======== LISTED RECORDS

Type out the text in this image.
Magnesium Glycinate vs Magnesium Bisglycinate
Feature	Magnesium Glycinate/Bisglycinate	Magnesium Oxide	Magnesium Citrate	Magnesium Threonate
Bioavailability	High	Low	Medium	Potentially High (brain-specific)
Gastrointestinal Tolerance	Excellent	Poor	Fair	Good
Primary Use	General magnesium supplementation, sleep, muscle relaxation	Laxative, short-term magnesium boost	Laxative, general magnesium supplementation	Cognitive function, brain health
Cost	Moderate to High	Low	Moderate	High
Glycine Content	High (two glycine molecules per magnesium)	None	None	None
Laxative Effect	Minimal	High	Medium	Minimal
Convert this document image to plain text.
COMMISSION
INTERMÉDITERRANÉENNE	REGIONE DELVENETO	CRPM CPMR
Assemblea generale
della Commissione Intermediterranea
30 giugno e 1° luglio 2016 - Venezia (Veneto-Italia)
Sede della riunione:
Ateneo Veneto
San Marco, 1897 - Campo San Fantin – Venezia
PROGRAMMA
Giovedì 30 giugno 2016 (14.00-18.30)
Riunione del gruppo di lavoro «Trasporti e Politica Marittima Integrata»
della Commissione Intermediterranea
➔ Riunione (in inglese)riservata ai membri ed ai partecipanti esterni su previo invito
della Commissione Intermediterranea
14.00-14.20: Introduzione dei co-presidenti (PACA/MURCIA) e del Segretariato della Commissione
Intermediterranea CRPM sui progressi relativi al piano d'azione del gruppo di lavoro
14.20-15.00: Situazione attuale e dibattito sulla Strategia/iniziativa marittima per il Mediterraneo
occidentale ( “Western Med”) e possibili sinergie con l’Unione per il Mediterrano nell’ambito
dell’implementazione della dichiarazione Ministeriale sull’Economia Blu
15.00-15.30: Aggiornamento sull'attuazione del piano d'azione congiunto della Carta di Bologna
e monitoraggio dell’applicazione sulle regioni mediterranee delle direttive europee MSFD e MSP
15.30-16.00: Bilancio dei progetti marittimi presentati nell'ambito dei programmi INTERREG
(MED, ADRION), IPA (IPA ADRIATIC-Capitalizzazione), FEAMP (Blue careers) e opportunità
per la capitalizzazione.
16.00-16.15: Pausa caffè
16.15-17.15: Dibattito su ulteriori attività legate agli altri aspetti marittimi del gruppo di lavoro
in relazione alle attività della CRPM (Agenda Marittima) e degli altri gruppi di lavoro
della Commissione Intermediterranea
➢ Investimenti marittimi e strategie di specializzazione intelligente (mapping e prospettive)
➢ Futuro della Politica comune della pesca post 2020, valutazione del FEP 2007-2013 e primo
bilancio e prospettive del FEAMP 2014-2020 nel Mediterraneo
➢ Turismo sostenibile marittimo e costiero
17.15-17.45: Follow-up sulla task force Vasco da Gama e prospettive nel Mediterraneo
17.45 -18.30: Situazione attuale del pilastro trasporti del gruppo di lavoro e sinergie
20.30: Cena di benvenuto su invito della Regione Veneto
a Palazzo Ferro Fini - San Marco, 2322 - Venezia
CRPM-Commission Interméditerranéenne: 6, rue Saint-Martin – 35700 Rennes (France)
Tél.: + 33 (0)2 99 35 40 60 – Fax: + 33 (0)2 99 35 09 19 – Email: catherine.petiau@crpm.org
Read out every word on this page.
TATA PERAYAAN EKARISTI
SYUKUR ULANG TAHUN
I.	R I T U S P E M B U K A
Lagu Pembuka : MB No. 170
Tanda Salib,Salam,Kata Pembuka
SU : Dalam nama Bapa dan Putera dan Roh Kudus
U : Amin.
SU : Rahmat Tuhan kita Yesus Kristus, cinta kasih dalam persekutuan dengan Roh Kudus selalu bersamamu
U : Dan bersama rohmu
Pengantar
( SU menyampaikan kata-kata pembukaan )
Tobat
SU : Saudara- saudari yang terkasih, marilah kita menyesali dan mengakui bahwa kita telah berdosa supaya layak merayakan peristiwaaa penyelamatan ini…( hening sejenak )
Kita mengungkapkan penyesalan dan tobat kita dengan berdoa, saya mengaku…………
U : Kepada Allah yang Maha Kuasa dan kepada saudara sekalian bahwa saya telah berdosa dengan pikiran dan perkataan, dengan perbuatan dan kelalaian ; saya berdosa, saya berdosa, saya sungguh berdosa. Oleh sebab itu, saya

================

Gather from the entries above all lines that include the string "ambito".

# [THE SOLUTION]
occidentale ( “Western Med”) e possibili sinergie con l’Unione per il Mediterrano nell’ambito
15.30-16.00: Bilancio dei progetti marittimi presentati nell'ambito dei programmi INTERREG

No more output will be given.